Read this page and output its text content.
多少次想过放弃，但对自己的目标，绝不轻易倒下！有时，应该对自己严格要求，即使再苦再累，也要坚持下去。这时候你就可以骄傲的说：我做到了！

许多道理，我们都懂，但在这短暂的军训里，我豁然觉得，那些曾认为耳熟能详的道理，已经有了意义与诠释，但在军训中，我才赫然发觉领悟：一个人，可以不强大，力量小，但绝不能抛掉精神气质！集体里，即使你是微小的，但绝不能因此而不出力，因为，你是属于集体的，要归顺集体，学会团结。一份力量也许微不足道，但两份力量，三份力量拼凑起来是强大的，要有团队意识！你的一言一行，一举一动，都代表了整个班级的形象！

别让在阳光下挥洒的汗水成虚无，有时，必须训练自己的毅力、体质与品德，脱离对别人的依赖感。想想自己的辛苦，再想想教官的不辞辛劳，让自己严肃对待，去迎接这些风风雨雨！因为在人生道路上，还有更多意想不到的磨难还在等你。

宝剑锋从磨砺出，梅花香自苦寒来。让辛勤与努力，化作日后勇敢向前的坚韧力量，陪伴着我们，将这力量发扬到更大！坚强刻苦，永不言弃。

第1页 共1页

____________

YOUR OBJECTIVE -
Repeat every entry word for word.

SOLUTION TO THIS TASK -
Read this page and output its text content.
多少次想过放弃，但对自己的目标，绝不轻易倒下！有时，应该对自己严格要求，即使再苦再累，也要坚持下去。这时候你就可以骄傲的说：我做到了！

许多道理，我们都懂，但在这短暂的军训里，我豁然觉得，那些曾认为耳熟能详的道理，已经有了意义与诠释，但在军训中，我才赫然发觉领悟：一个人，可以不强大，力量小，但绝不能抛掉精神气质！集体里，即使你是微小的，但绝不能因此而不出力，因为，你是属于集体的，要归顺集体，学会团结。一份力量也许微不足道，但两份力量，三份力量拼凑起来是强大的，要有团队意识！你的一言一行，一举一动，都代表了整个班级的形象！

别让在阳光下挥洒的汗水成虚无，有时，必须训练自己的毅力、体质与品德，脱离对别人的依赖感。想想自己的辛苦，再想想教官的不辞辛劳，让自己严肃对待，去迎接这些风风雨雨！因为在人生道路上，还有更多意想不到的磨难还在等你。

宝剑锋从磨砺出，梅花香自苦寒来。让辛勤与努力，化作日后勇敢向前的坚韧力量，陪伴着我们，将这力量发扬到更大！坚强刻苦，永不言弃。

第1页 共1页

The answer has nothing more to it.